▶ [Records from a dataset]
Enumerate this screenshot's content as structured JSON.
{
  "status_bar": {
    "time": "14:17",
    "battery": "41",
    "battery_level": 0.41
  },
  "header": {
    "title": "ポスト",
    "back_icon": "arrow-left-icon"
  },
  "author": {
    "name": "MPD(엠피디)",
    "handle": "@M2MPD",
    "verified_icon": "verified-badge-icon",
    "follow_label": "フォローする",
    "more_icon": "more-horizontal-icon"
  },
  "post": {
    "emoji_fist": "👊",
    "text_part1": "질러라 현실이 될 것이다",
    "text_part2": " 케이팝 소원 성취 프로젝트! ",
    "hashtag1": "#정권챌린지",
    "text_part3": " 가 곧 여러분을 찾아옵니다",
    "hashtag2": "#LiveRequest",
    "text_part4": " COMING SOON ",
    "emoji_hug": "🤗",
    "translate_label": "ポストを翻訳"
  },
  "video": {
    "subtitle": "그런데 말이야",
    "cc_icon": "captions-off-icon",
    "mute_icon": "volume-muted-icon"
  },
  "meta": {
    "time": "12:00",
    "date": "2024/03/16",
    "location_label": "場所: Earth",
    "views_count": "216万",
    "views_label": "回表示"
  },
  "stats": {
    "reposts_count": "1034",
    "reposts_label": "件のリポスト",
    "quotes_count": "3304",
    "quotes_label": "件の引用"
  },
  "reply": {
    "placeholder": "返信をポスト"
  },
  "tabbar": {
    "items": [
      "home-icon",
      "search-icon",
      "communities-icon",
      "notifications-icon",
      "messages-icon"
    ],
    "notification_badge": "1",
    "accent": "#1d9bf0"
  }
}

▶ [The problem] Repeat the listing exactly, from its first line to its last.

▶ [Finished exercise]
Enumerate this screenshot's content as structured JSON.
{
  "status_bar": {
    "time": "14:17",
    "battery": "41",
    "battery_level": 0.41
  },
  "header": {
    "title": "ポスト",
    "back_icon": "arrow-left-icon"
  },
  "author": {
    "name": "MPD(엠피디)",
    "handle": "@M2MPD",
    "verified_icon": "verified-badge-icon",
    "follow_label": "フォローする",
    "more_icon": "more-horizontal-icon"
  },
  "post": {
    "emoji_fist": "👊",
    "text_part1": "질러라 현실이 될 것이다",
    "text_part2": " 케이팝 소원 성취 프로젝트! ",
    "hashtag1": "#정권챌린지",
    "text_part3": " 가 곧 여러분을 찾아옵니다",
    "hashtag2": "#LiveRequest",
    "text_part4": " COMING SOON ",
    "emoji_hug": "🤗",
    "translate_label": "ポストを翻訳"
  },
  "video": {
    "subtitle": "그런데 말이야",
    "cc_icon": "captions-off-icon",
    "mute_icon": "volume-muted-icon"
  },
  "meta": {
    "time": "12:00",
    "date": "2024/03/16",
    "location_label": "場所: Earth",
    "views_count": "216万",
    "views_label": "回表示"
  },
  "stats": {
    "reposts_count": "1034",
    "reposts_label": "件のリポスト",
    "quotes_count": "3304",
    "quotes_label": "件の引用"
  },
  "reply": {
    "placeholder": "返信をポスト"
  },
  "tabbar": {
    "items": [
      "home-icon",
      "search-icon",
      "communities-icon",
      "notifications-icon",
      "messages-icon"
    ],
    "notification_badge": "1",
    "accent": "#1d9bf0"
  }
}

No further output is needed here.